Dataset items
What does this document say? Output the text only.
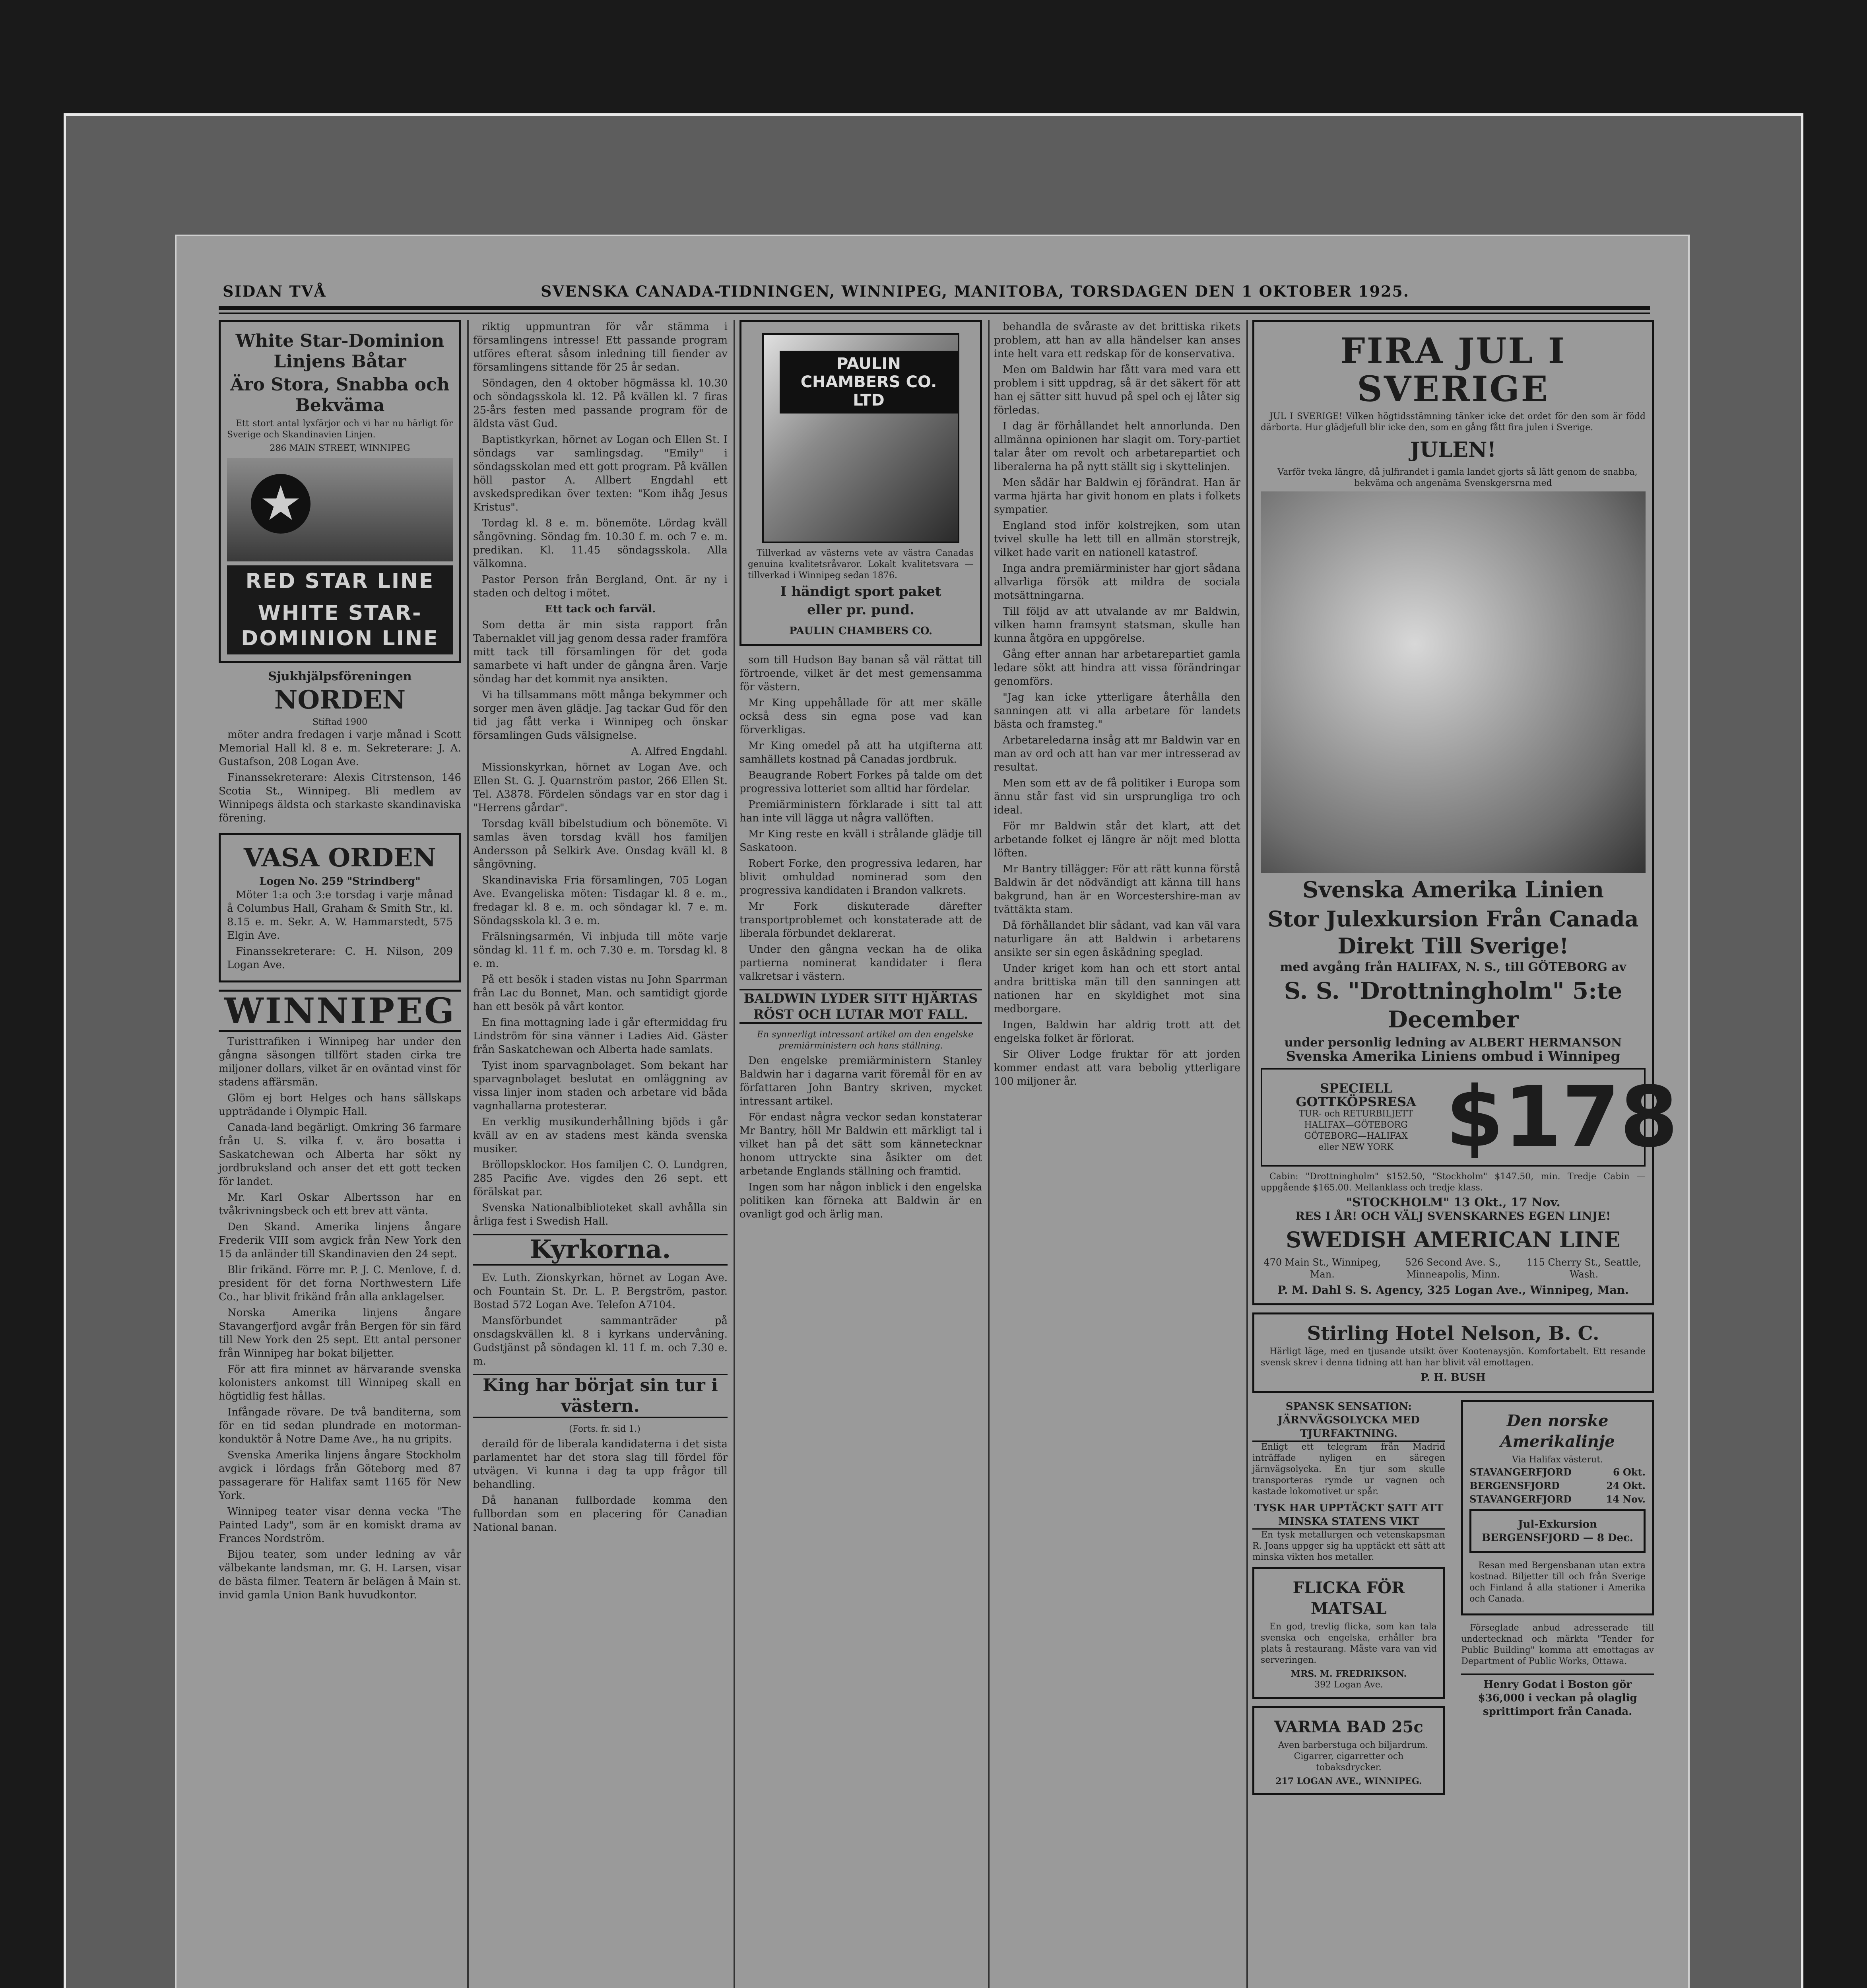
SIDAN TVÅ	SVENSKA CANADA-TIDNINGEN, WINNIPEG, MANITOBA, TORSDAGEN DEN 1 OKTOBER 1925.
White Star-Dominion Linjens Båtar
Äro Stora, Snabba och Bekväma

Ett stort antal lyxfärjor och vi har nu härligt för Sverige och Skandinavien Linjen.

286 MAIN STREET, WINNIPEG
★
RED STAR LINE
WHITE STAR-DOMINION LINE
Sjukhjälpsföreningen
NORDEN
Stiftad 1900

möter andra fredagen i varje månad i Scott Memorial Hall kl. 8 e. m. Sekreterare: J. A. Gustafson, 208 Logan Ave.

Finanssekreterare: Alexis Citrstenson, 146 Scotia St., Winnipeg. Bli medlem av Winnipegs äldsta och starkaste skandinaviska förening.

VASA ORDEN
Logen No. 259 "Strindberg"

Möter 1:a och 3:e torsdag i varje månad å Columbus Hall, Graham & Smith Str., kl. 8.15 e. m. Sekr. A. W. Hammarstedt, 575 Elgin Ave.

Finanssekreterare: C. H. Nilson, 209 Logan Ave.

WINNIPEG

Turisttrafiken i Winnipeg har under den gångna säsongen tillfört staden cirka tre miljoner dollars, vilket är en oväntad vinst för stadens affärsmän.

Glöm ej bort Helges och hans sällskaps uppträdande i Olympic Hall.

Canada-land begärligt. Omkring 36 farmare från U. S. vilka f. v. äro bosatta i Saskatchewan och Alberta har sökt ny jordbruksland och anser det ett gott tecken för landet.

Mr. Karl Oskar Albertsson har en tvåkrivningsbeck och ett brev att vänta.

Den Skand. Amerika linjens ångare Frederik VIII som avgick från New York den 15 da anländer till Skandinavien den 24 sept.

Blir frikänd. Förre mr. P. J. C. Menlove, f. d. president för det forna Northwestern Life Co., har blivit frikänd från alla anklagelser.

Norska Amerika linjens ångare Stavangerfjord avgår från Bergen för sin färd till New York den 25 sept. Ett antal personer från Winnipeg har bokat biljetter.

För att fira minnet av härvarande svenska kolonisters ankomst till Winnipeg skall en högtidlig fest hållas.

Infångade rövare. De två banditerna, som för en tid sedan plundrade en motorman-konduktör å Notre Dame Ave., ha nu gripits.

Svenska Amerika linjens ångare Stockholm avgick i lördags från Göteborg med 87 passagerare för Halifax samt 1165 för New York.

Winnipeg teater visar denna vecka "The Painted Lady", som är en komiskt drama av Frances Nordström.

Bijou teater, som under ledning av vår välbekante landsman, mr. G. H. Larsen, visar de bästa filmer. Teatern är belägen å Main st. invid gamla Union Bank huvudkontor.

riktig uppmuntran för vår stämma i församlingens intresse! Ett passande program utföres efterat såsom inledning till fiender av församlingens sittande för 25 år sedan.

Söndagen, den 4 oktober högmässa kl. 10.30 och söndagsskola kl. 12. På kvällen kl. 7 firas 25-års festen med passande program för de äldsta väst Gud.

Baptistkyrkan, hörnet av Logan och Ellen St. I söndags var samlingsdag. "Emily" i söndagsskolan med ett gott program. På kvällen höll pastor A. Allbert Engdahl ett avskedspredikan över texten: "Kom ihåg Jesus Kristus".

Tordag kl. 8 e. m. bönemöte. Lördag kväll sångövning. Söndag fm. 10.30 f. m. och 7 e. m. predikan. Kl. 11.45 söndagsskola. Alla välkomna.

Pastor Person från Bergland, Ont. är ny i staden och deltog i mötet.

Ett tack och farväl.

Som detta är min sista rapport från Tabernaklet vill jag genom dessa rader framföra mitt tack till församlingen för det goda samarbete vi haft under de gångna åren. Varje söndag har det kommit nya ansikten.

Vi ha tillsammans mött många bekymmer och sorger men även glädje. Jag tackar Gud för den tid jag fått verka i Winnipeg och önskar församlingen Guds välsignelse.

A. Alfred Engdahl.

Missionskyrkan, hörnet av Logan Ave. och Ellen St. G. J. Quarnström pastor, 266 Ellen St. Tel. A3878. Fördelen söndags var en stor dag i "Herrens gårdar".

Torsdag kväll bibelstudium och bönemöte. Vi samlas även torsdag kväll hos familjen Andersson på Selkirk Ave. Onsdag kväll kl. 8 sångövning.

Skandinaviska Fria församlingen, 705 Logan Ave. Evangeliska möten: Tisdagar kl. 8 e. m., fredagar kl. 8 e. m. och söndagar kl. 7 e. m. Söndagsskola kl. 3 e. m.

Frälsningsarmén, Vi inbjuda till möte varje söndag kl. 11 f. m. och 7.30 e. m. Torsdag kl. 8 e. m.

På ett besök i staden vistas nu John Sparrman från Lac du Bonnet, Man. och samtidigt gjorde han ett besök på vårt kontor.

En fina mottagning lade i går eftermiddag fru Lindström för sina vänner i Ladies Aid. Gäster från Saskatchewan och Alberta hade samlats.

Tyist inom sparvagnbolaget. Som bekant har sparvagnbolaget beslutat en omläggning av vissa linjer inom staden och arbetare vid båda vagnhallarna protesterar.

En verklig musikunderhållning bjöds i går kväll av en av stadens mest kända svenska musiker.

Bröllopsklockor. Hos familjen C. O. Lundgren, 285 Pacific Ave. vigdes den 26 sept. ett förälskat par.

Svenska Nationalbiblioteket skall avhålla sin årliga fest i Swedish Hall.

Kyrkorna.

Ev. Luth. Zionskyrkan, hörnet av Logan Ave. och Fountain St. Dr. L. P. Bergström, pastor. Bostad 572 Logan Ave. Telefon A7104.

Mansförbundet sammanträder på onsdagskvällen kl. 8 i kyrkans undervåning. Gudstjänst på söndagen kl. 11 f. m. och 7.30 e. m.

King har börjat sin tur i västern.

(Forts. fr. sid 1.)

deraild för de liberala kandidaterna i det sista parlamentet har det stora slag till fördel för utvägen. Vi kunna i dag ta upp frågor till behandling.

Då hananan fullbordade komma den fullbordan som en placering för Canadian National banan.

PAULIN CHAMBERS CO. LTD

Tillverkad av västerns vete av västra Canadas genuina kvalitetsråvaror. Lokalt kvalitetsvara — tillverkad i Winnipeg sedan 1876.

I händigt sport paket
eller pr. pund.
PAULIN CHAMBERS CO.

som till Hudson Bay banan så väl rättat till förtroende, vilket är det mest gemensamma för västern.

Mr King uppehållade för att mer skälle också dess sin egna pose vad kan förverkligas.

Mr King omedel på att ha utgifterna att samhällets kostnad på Canadas jordbruk.

Beaugrande Robert Forkes på talde om det progressiva lotteriet som alltid har fördelar.

Premiärministern förklarade i sitt tal att han inte vill lägga ut några vallöften.

Mr King reste en kväll i strålande glädje till Saskatoon.

Robert Forke, den progressiva ledaren, har blivit omhuldad nominerad som den progressiva kandidaten i Brandon valkrets.

Mr Fork diskuterade därefter transportproblemet och konstaterade att de liberala förbundet deklarerat.

Under den gångna veckan ha de olika partierna nominerat kandidater i flera valkretsar i västern.

BALDWIN LYDER SITT HJÄRTAS RÖST OCH LUTAR MOT FALL.

En synnerligt intressant artikel om den engelske premiärministern och hans ställning.

Den engelske premiärministern Stanley Baldwin har i dagarna varit föremål för en av författaren John Bantry skriven, mycket intressant artikel.

För endast några veckor sedan konstaterar Mr Bantry, höll Mr Baldwin ett märkligt tal i vilket han på det sätt som kännetecknar honom uttryckte sina åsikter om det arbetande Englands ställning och framtid.

Ingen som har någon inblick i den engelska politiken kan förneka att Baldwin är en ovanligt god och ärlig man.

behandla de svåraste av det brittiska rikets problem, att han av alla händelser kan anses inte helt vara ett redskap för de konservativa.

Men om Baldwin har fått vara med vara ett problem i sitt uppdrag, så är det säkert för att han ej sätter sitt huvud på spel och ej låter sig förledas.

I dag är förhållandet helt annorlunda. Den allmänna opinionen har slagit om. Tory-partiet talar åter om revolt och arbetarepartiet och liberalerna ha på nytt ställt sig i skyttelinjen.

Men sådär har Baldwin ej förändrat. Han är varma hjärta har givit honom en plats i folkets sympatier.

England stod inför kolstrejken, som utan tvivel skulle ha lett till en allmän storstrejk, vilket hade varit en nationell katastrof.

Inga andra premiärminister har gjort sådana allvarliga försök att mildra de sociala motsättningarna.

Till följd av att utvalande av mr Baldwin, vilken hamn framsynt statsman, skulle han kunna åtgöra en uppgörelse.

Gång efter annan har arbetarepartiet gamla ledare sökt att hindra att vissa förändringar genomförs.

"Jag kan icke ytterligare återhålla den sanningen att vi alla arbetare för landets bästa och framsteg."

Arbetareledarna insåg att mr Baldwin var en man av ord och att han var mer intresserad av resultat.

Men som ett av de få politiker i Europa som ännu står fast vid sin ursprungliga tro och ideal.

För mr Baldwin står det klart, att det arbetande folket ej längre är nöjt med blotta löften.

Mr Bantry tillägger: För att rätt kunna förstå Baldwin är det nödvändigt att känna till hans bakgrund, han är en Worcestershire-man av tvättäkta stam.

Då förhållandet blir sådant, vad kan väl vara naturligare än att Baldwin i arbetarens ansikte ser sin egen åskådning speglad.

Under kriget kom han och ett stort antal andra brittiska män till den sanningen att nationen har en skyldighet mot sina medborgare.

Ingen, Baldwin har aldrig trott att det engelska folket är förlorat.

Sir Oliver Lodge fruktar för att jorden kommer endast att vara bebolig ytterligare 100 miljoner år.

FIRA JUL I SVERIGE

JUL I SVERIGE! Vilken högtidsstämning tänker icke det ordet för den som är född därborta. Hur glädjefull blir icke den, som en gång fått fira julen i Sverige.

JULEN!

Varför tveka längre, då julfirandet i gamla landet gjorts så lätt genom de snabba, bekväma och angenäma Svenskgersrna med

Svenska Amerika Linien
Stor Julexkursion Från Canada
Direkt Till Sverige!
med avgång från HALIFAX, N. S., till GÖTEBORG av
S. S. "Drottningholm" 5:te December
under personlig ledning av ALBERT HERMANSON
Svenska Amerika Liniens ombud i Winnipeg
SPECIELL GOTTKÖPSRESA
TUR- och RETURBILJETT
HALIFAX—GÖTEBORG
GÖTEBORG—HALIFAX
eller NEW YORK $178

Cabin: "Drottningholm" $152.50, "Stockholm" $147.50, min. Tredje Cabin — uppgående $165.00. Mellanklass och tredje klass.

"STOCKHOLM" 13 Okt., 17 Nov.
RES I ÅR! OCH VÄLJ SVENSKARNES EGEN LINJE!
SWEDISH AMERICAN LINE
470 Main St., Winnipeg, Man.
526 Second Ave. S., Minneapolis, Minn.
115 Cherry St., Seattle, Wash.
P. M. Dahl S. S. Agency, 325 Logan Ave., Winnipeg, Man.
Stirling Hotel Nelson, B. C.

Härligt läge, med en tjusande utsikt över Kootenaysjön. Komfortabelt. Ett resande svensk skrev i denna tidning att han har blivit väl emottagen.

P. H. BUSH
SPANSK SENSATION: JÄRNVÄGSOLYCKA MED TJURFAKTNING.

Enligt ett telegram från Madrid inträffade nyligen en säregen järnvägsolycka. En tjur som skulle transporteras rymde ur vagnen och kastade lokomotivet ur spår.

TYSK HAR UPPTÄCKT SATT ATT MINSKA STATENS VIKT

En tysk metallurgen och vetenskapsman R. Joans uppger sig ha upptäckt ett sätt att minska vikten hos metaller.

FLICKA FÖR MATSAL

En god, trevlig flicka, som kan tala svenska och engelska, erhåller bra plats å restaurang. Måste vara van vid serveringen.

MRS. M. FREDRIKSON.
392 Logan Ave.
VARMA BAD 25c

Aven barberstuga och biljardrum. Cigarrer, cigarretter och tobaksdrycker.

217 LOGAN AVE., WINNIPEG.
Den norske Amerikalinje
Via Halifax västerut.
STAVANGERFJORD	6 Okt.
BERGENSFJORD	24 Okt.
STAVANGERFJORD	14 Nov.
Jul-Exkursion
BERGENSFJORD — 8 Dec.

Resan med Bergensbanan utan extra kostnad. Biljetter till och från Sverige och Finland å alla stationer i Amerika och Canada.

Förseglade anbud adresserade till undertecknad och märkta "Tender for Public Building" komma att emottagas av Department of Public Works, Ottawa.

Henry Godat i Boston gör $36,000 i veckan på olaglig sprittimport från Canada.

TASK PROMPT
Determine how many lines in the records contain "ställning", and reply with the number only.

RESULT
2